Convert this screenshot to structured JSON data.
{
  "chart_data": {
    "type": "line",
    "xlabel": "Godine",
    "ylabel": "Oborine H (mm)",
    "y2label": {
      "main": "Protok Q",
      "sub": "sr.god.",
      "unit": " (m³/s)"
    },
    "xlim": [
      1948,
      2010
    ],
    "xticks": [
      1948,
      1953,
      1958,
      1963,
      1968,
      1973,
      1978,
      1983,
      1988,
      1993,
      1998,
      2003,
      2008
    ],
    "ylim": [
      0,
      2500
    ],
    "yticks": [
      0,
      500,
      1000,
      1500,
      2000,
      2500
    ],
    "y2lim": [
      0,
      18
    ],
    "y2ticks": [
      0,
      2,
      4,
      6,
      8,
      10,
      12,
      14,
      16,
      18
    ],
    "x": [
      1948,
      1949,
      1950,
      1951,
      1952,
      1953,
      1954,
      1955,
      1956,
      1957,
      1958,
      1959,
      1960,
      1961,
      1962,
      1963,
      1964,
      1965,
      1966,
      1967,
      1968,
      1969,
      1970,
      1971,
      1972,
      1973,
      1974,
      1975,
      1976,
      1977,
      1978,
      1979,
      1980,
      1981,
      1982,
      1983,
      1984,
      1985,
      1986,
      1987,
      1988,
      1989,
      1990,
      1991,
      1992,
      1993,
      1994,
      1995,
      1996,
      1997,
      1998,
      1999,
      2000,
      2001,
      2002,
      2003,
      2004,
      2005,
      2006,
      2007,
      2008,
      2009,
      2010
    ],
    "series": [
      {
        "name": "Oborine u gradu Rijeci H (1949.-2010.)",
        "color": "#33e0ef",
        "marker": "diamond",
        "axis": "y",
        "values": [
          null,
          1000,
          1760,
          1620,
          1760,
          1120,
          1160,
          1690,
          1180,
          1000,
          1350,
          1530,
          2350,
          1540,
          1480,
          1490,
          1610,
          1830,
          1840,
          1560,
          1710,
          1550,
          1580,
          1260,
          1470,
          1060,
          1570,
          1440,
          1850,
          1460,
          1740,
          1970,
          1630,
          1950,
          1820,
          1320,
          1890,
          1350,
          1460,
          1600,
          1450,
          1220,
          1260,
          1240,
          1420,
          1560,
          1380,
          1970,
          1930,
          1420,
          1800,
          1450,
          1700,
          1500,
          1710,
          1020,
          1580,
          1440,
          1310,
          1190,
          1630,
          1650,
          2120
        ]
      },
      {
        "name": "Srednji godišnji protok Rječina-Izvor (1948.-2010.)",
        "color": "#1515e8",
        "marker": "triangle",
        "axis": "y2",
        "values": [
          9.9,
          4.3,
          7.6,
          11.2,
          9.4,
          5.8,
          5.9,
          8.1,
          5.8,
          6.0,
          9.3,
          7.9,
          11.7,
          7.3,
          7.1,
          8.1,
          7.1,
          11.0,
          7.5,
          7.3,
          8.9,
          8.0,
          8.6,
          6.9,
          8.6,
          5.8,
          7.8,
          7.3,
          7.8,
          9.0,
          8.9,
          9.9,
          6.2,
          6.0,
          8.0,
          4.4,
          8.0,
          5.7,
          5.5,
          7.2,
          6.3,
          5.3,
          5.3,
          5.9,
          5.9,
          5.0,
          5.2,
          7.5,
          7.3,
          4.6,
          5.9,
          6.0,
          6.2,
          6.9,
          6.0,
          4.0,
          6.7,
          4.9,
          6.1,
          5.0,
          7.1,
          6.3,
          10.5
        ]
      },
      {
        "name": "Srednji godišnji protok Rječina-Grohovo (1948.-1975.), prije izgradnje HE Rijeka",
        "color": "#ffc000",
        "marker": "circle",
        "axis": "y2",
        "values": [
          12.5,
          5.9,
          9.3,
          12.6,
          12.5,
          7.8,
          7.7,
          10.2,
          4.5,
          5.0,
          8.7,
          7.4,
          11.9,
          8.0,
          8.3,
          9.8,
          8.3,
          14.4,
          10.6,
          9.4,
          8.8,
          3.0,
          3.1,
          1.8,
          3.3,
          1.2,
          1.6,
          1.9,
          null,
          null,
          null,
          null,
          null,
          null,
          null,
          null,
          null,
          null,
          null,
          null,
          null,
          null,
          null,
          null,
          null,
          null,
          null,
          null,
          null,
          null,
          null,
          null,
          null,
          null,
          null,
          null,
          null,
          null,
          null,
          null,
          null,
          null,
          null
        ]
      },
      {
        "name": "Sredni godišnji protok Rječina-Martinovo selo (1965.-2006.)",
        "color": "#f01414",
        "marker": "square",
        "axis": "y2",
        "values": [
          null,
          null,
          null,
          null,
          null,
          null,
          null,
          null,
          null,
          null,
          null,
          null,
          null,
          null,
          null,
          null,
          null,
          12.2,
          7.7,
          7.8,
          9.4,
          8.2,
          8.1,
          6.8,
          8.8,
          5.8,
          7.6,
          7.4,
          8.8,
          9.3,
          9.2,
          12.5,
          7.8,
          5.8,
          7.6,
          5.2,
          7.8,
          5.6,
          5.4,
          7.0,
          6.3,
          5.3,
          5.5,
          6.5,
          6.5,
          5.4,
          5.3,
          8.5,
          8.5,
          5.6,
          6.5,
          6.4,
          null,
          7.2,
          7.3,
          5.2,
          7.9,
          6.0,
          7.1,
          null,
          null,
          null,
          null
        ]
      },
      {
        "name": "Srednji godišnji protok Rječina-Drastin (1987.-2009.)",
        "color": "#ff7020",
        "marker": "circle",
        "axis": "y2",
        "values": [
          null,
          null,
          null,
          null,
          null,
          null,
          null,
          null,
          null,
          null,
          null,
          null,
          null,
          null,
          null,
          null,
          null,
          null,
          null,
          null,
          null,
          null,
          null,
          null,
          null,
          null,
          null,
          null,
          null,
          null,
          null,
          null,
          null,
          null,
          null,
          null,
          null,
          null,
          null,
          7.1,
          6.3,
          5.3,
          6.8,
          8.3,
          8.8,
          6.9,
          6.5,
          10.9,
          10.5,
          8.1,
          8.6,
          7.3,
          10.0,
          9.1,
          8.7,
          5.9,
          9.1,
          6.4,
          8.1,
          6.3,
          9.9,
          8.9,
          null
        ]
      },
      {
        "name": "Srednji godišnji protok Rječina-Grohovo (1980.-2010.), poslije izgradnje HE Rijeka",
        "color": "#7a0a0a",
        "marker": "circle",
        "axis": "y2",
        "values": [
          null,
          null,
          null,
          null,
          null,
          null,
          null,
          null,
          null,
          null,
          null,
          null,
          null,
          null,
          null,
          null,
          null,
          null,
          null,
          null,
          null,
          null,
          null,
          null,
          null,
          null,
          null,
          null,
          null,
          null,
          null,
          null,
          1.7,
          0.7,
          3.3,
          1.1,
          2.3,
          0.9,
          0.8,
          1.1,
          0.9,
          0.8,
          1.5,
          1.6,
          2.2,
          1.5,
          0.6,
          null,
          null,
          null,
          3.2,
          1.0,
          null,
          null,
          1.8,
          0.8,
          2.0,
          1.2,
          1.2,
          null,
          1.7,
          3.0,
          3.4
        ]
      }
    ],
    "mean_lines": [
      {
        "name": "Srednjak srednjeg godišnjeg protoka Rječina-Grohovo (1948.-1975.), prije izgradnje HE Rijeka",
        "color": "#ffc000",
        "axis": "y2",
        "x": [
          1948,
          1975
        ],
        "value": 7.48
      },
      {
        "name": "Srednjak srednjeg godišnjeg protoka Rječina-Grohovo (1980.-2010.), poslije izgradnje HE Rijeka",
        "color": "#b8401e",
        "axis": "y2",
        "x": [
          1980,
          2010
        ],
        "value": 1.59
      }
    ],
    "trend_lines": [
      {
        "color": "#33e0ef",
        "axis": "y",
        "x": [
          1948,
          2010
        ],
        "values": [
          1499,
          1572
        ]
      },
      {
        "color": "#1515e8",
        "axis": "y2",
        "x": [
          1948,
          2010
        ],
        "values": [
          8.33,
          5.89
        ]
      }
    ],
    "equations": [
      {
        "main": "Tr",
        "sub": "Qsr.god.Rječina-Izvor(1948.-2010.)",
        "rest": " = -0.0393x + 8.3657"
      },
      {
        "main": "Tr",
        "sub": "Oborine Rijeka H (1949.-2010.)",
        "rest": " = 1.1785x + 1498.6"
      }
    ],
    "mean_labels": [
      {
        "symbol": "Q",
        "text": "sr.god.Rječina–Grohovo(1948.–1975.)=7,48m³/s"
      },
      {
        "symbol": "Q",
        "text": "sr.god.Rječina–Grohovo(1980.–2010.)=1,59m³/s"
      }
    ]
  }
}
----
> [Instructions for the task]
Pick out the lines that include the word "Grohovo" and write them out.

> [Expected output]
        "name": "Srednji godišnji protok Rječina-Grohovo (1948.-1975.), prije izgradnje HE Rijeka",
        "name": "Srednji godišnji protok Rječina-Grohovo (1980.-2010.), poslije izgradnje HE Rijeka",
        "name": "Srednjak srednjeg godišnjeg protoka Rječina-Grohovo (1948.-1975.), prije izgradnje HE Rijeka",
        "name": "Srednjak srednjeg godišnjeg protoka Rječina-Grohovo (1980.-2010.), poslije izgradnje HE Rijeka",
        "text": "sr.god.Rječina–Grohovo(1948.–1975.)=7,48m³/s"
        "text": "sr.god.Rječina–Grohovo(1980.–2010.)=1,59m³/s"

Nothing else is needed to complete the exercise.